### PROMPT
What is the number of lines in these entries that include "tolerances"? Write that number and no other text.

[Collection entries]
━━━

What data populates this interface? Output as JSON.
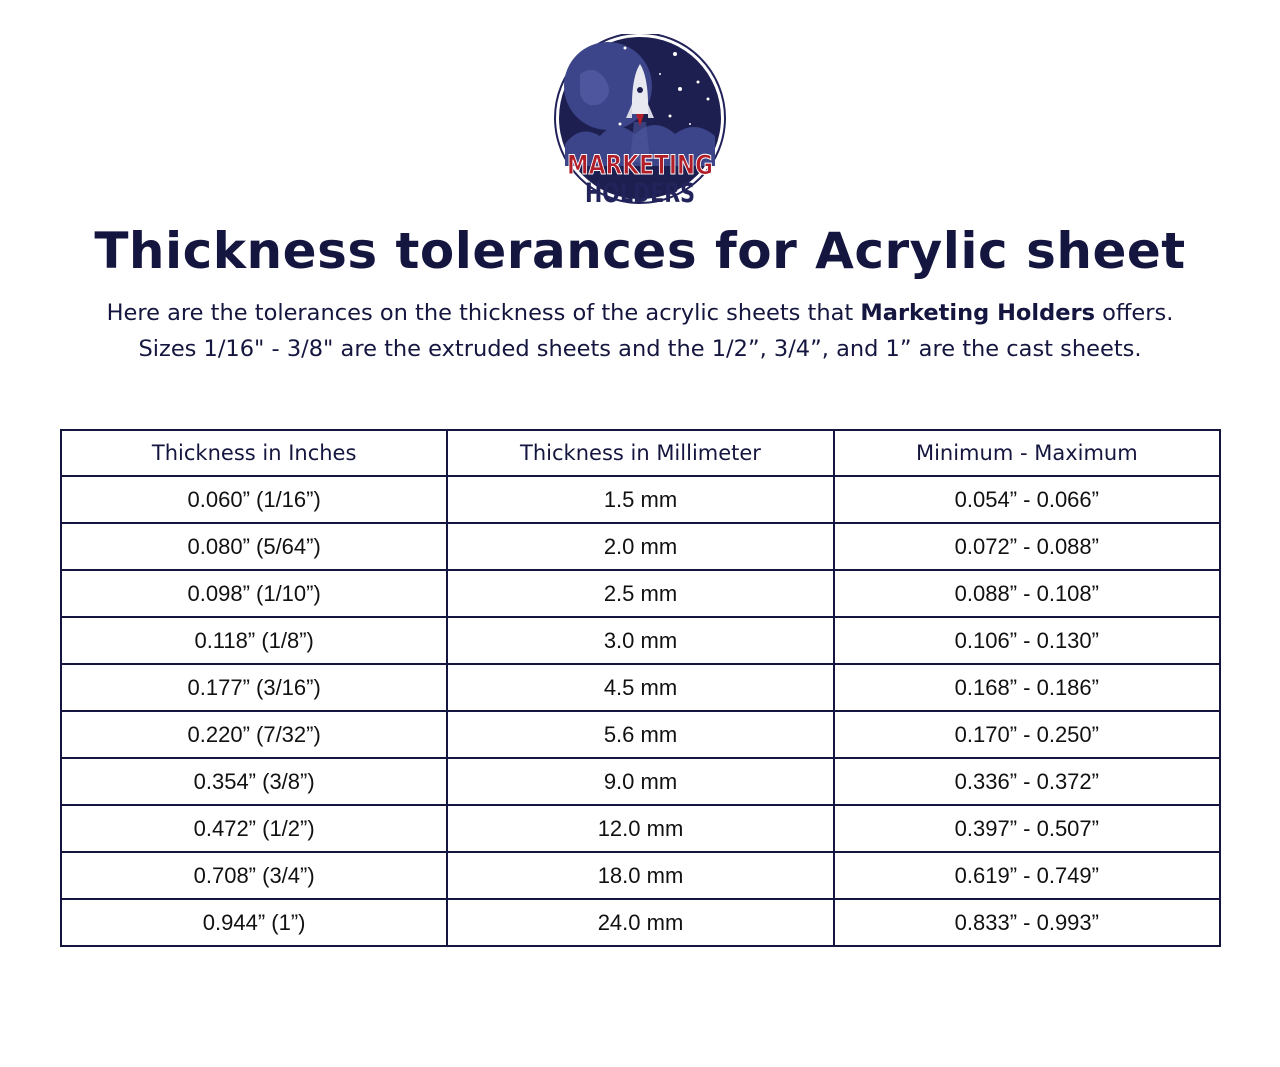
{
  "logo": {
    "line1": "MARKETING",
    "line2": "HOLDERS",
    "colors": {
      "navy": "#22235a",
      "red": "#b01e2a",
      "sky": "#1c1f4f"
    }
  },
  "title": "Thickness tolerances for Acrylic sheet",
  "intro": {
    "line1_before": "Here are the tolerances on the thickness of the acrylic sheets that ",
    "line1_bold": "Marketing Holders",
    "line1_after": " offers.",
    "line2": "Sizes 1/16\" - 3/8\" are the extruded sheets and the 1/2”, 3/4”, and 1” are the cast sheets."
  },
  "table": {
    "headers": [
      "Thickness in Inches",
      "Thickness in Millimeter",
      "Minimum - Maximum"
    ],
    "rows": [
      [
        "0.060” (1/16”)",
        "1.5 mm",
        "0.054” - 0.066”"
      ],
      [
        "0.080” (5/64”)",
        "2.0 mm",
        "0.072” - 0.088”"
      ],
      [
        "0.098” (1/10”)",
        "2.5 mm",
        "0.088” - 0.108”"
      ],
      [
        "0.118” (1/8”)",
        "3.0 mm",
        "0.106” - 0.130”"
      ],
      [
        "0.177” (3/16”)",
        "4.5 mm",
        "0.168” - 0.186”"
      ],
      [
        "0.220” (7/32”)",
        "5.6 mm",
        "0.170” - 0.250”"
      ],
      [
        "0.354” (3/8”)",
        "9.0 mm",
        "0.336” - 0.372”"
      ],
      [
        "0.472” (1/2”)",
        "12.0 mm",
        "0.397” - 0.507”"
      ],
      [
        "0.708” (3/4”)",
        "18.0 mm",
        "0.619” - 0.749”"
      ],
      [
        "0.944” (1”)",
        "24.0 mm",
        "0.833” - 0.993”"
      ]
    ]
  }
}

━━━

### ANSWER TO THIS TASK
2